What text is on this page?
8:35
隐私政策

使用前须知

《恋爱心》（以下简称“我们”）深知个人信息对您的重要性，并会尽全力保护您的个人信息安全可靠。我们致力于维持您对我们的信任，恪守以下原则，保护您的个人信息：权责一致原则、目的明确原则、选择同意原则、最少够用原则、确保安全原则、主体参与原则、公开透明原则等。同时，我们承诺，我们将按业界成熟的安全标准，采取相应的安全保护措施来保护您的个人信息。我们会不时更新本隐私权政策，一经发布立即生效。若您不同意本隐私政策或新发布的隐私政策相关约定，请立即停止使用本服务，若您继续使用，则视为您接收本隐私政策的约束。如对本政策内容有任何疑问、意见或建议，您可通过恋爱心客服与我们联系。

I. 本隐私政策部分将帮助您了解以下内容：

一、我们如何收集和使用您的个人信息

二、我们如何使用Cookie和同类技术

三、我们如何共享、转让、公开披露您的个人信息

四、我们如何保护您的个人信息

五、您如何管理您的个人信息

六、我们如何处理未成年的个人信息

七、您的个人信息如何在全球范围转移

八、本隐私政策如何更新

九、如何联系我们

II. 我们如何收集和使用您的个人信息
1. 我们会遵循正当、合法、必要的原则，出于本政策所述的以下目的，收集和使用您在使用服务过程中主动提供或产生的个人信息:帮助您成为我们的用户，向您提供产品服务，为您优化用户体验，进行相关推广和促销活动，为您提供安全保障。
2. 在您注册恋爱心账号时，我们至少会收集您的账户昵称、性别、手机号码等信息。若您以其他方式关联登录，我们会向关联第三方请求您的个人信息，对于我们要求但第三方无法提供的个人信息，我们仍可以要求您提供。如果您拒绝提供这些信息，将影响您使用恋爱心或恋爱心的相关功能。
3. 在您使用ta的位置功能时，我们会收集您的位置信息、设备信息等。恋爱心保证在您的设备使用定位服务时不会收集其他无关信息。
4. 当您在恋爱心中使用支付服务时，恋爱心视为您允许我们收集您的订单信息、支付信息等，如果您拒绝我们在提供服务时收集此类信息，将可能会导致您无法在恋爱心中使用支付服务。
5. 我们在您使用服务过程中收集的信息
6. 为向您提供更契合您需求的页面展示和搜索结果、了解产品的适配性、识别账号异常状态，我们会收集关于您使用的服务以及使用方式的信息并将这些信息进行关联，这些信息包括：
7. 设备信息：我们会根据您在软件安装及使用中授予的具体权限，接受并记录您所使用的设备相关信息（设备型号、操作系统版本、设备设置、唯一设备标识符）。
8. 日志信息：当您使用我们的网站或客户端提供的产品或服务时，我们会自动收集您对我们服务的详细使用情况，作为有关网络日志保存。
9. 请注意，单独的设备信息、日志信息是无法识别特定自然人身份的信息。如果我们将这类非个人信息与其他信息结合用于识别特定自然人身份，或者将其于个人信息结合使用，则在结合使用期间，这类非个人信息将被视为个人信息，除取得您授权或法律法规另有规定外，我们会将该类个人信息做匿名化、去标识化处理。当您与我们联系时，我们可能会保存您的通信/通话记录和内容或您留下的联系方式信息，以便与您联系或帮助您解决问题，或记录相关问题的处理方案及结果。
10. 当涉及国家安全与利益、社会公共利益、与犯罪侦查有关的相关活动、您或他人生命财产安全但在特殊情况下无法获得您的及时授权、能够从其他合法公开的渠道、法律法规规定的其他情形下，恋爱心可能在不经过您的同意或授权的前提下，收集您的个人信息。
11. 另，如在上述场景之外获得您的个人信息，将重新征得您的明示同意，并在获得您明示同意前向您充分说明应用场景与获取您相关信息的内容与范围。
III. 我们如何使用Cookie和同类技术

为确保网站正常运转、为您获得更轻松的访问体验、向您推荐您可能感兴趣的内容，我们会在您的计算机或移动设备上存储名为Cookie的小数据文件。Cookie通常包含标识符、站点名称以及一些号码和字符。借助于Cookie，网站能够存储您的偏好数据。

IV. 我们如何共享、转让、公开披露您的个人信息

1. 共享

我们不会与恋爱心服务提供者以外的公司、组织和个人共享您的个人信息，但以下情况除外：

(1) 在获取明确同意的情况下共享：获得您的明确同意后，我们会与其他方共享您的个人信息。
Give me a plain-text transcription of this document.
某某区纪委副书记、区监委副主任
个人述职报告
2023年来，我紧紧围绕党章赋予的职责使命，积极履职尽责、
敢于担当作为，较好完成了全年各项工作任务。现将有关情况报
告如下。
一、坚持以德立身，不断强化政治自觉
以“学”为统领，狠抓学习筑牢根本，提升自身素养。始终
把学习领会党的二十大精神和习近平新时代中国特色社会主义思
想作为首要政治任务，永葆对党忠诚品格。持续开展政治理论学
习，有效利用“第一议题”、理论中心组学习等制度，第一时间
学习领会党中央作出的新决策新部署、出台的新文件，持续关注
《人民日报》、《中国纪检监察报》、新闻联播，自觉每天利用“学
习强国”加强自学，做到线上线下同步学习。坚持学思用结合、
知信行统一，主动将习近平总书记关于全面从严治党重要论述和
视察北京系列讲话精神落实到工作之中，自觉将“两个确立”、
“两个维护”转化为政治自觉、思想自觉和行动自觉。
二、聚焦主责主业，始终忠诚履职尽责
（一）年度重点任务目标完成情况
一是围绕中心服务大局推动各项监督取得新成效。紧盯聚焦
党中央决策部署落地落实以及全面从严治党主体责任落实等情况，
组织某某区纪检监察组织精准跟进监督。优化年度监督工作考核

» Exercise description: Scan the listing above and copy all lines containing the word "我们如何共享".

» Completed exercise:
三、我们如何共享、转让、公开披露您的个人信息
IV. 我们如何共享、转让、公开披露您的个人信息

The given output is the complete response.